### What is being asked
From the records, pick out and copy each line containing "Layer".

### Extracted records
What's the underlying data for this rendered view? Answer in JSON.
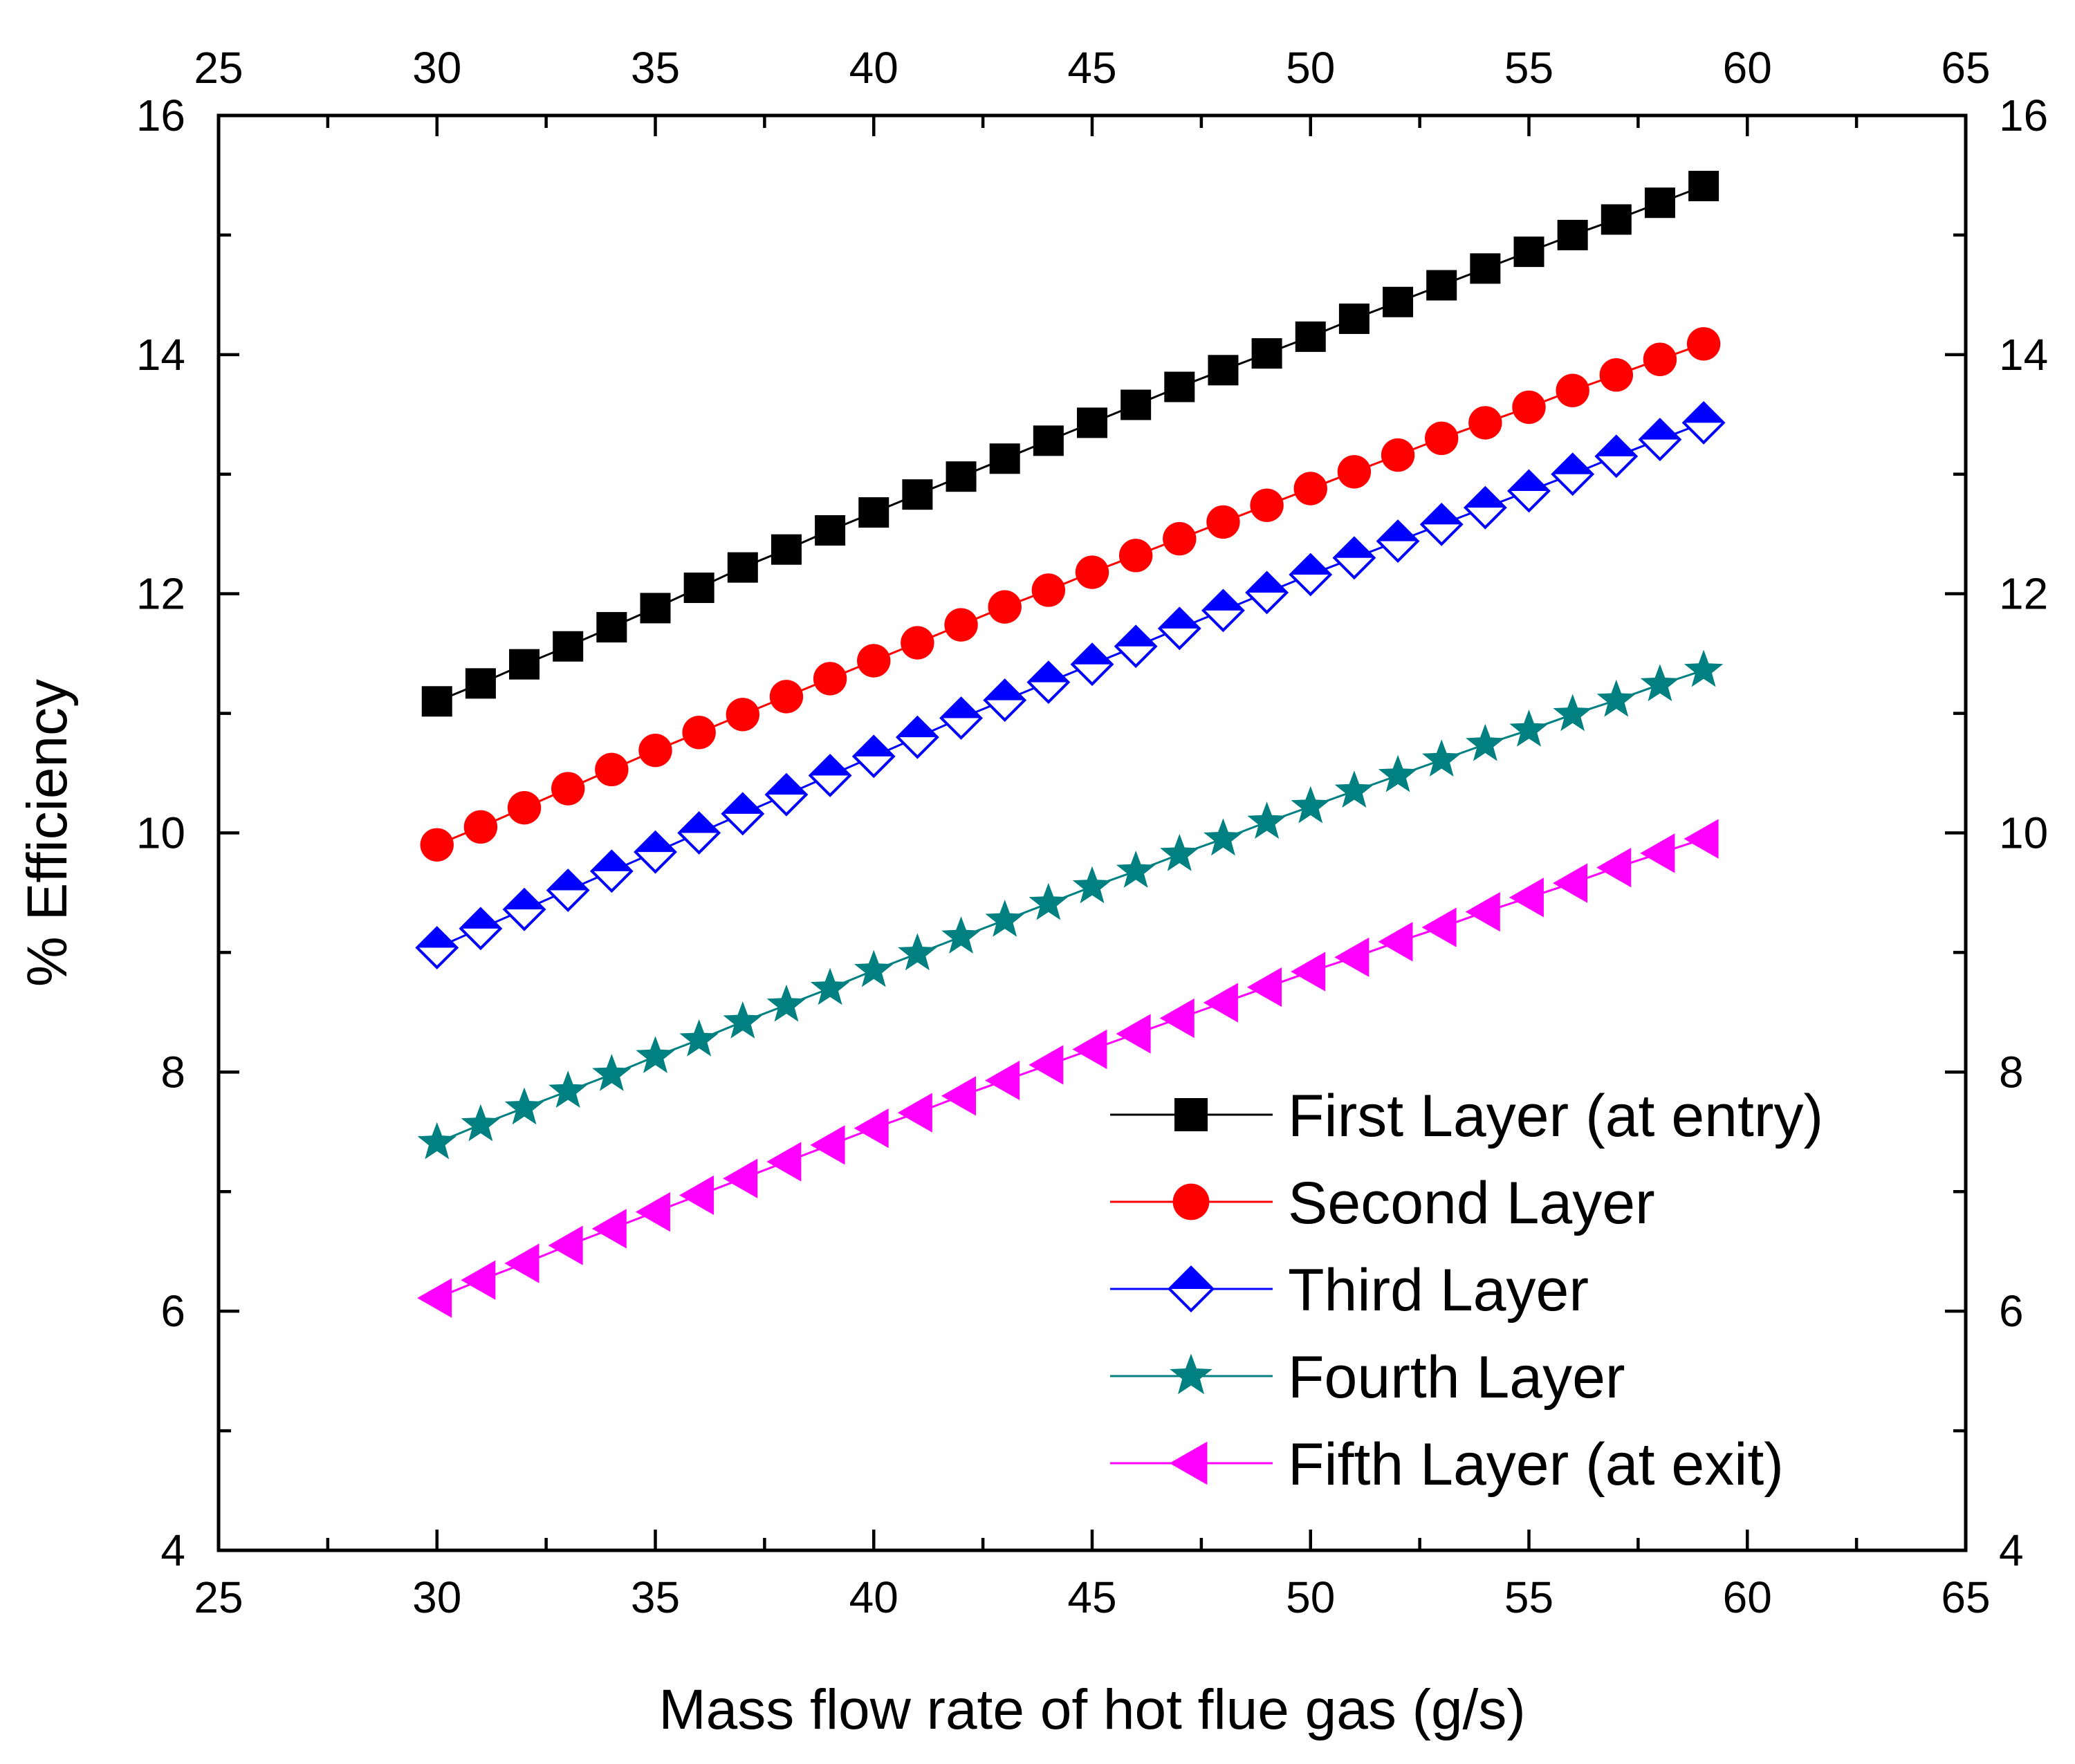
{
  "chart_data": {
    "type": "line",
    "title": "",
    "xlabel": "Mass flow rate of hot flue gas (g/s)",
    "ylabel": "% Efficiency",
    "xlim": [
      25,
      65
    ],
    "ylim": [
      4,
      16
    ],
    "x_ticks": [
      25,
      30,
      35,
      40,
      45,
      50,
      55,
      60,
      65
    ],
    "y_ticks": [
      4,
      6,
      8,
      10,
      12,
      14,
      16
    ],
    "mirror_axes": true,
    "grid": false,
    "legend_position": "bottom-right",
    "x": [
      30,
      31,
      32,
      33,
      34,
      35,
      36,
      37,
      38,
      39,
      40,
      41,
      42,
      43,
      44,
      45,
      46,
      47,
      48,
      49,
      50,
      51,
      52,
      53,
      54,
      55,
      56,
      57,
      58,
      59
    ],
    "series": [
      {
        "name": "First Layer (at entry)",
        "color": "#000000",
        "marker": "square",
        "values": [
          11.1,
          11.25,
          11.41,
          11.56,
          11.72,
          11.88,
          12.05,
          12.22,
          12.37,
          12.53,
          12.68,
          12.83,
          12.98,
          13.13,
          13.28,
          13.43,
          13.58,
          13.73,
          13.87,
          14.01,
          14.15,
          14.3,
          14.44,
          14.58,
          14.72,
          14.86,
          15.0,
          15.13,
          15.27,
          15.41
        ]
      },
      {
        "name": "Second Layer",
        "color": "#ff0000",
        "marker": "circle",
        "values": [
          9.9,
          10.05,
          10.21,
          10.37,
          10.53,
          10.69,
          10.84,
          10.99,
          11.14,
          11.29,
          11.44,
          11.59,
          11.74,
          11.89,
          12.03,
          12.18,
          12.32,
          12.46,
          12.6,
          12.74,
          12.88,
          13.02,
          13.16,
          13.3,
          13.43,
          13.56,
          13.7,
          13.83,
          13.96,
          14.09
        ]
      },
      {
        "name": "Third Layer",
        "color": "#0000ff",
        "marker": "diamond-half",
        "values": [
          9.04,
          9.2,
          9.36,
          9.52,
          9.68,
          9.84,
          10.0,
          10.16,
          10.32,
          10.48,
          10.64,
          10.8,
          10.96,
          11.11,
          11.26,
          11.41,
          11.56,
          11.71,
          11.86,
          12.01,
          12.16,
          12.3,
          12.44,
          12.58,
          12.72,
          12.86,
          13.0,
          13.15,
          13.29,
          13.43
        ]
      },
      {
        "name": "Fourth Layer",
        "color": "#008080",
        "marker": "star",
        "values": [
          7.41,
          7.56,
          7.7,
          7.84,
          7.98,
          8.13,
          8.27,
          8.42,
          8.56,
          8.7,
          8.85,
          8.99,
          9.13,
          9.27,
          9.41,
          9.55,
          9.68,
          9.82,
          9.95,
          10.09,
          10.22,
          10.35,
          10.48,
          10.61,
          10.74,
          10.86,
          10.99,
          11.11,
          11.24,
          11.36
        ]
      },
      {
        "name": "Fifth Layer (at exit)",
        "color": "#ff00ff",
        "marker": "triangle-left",
        "values": [
          6.11,
          6.26,
          6.4,
          6.55,
          6.69,
          6.83,
          6.97,
          7.11,
          7.25,
          7.39,
          7.53,
          7.66,
          7.8,
          7.93,
          8.06,
          8.19,
          8.32,
          8.45,
          8.58,
          8.71,
          8.84,
          8.96,
          9.09,
          9.21,
          9.34,
          9.46,
          9.58,
          9.71,
          9.83,
          9.95
        ]
      }
    ]
  }
}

### Solution to this task
        "name": "First Layer (at entry)",
        "name": "Second Layer",
        "name": "Third Layer",
        "name": "Fourth Layer",
        "name": "Fifth Layer (at exit)",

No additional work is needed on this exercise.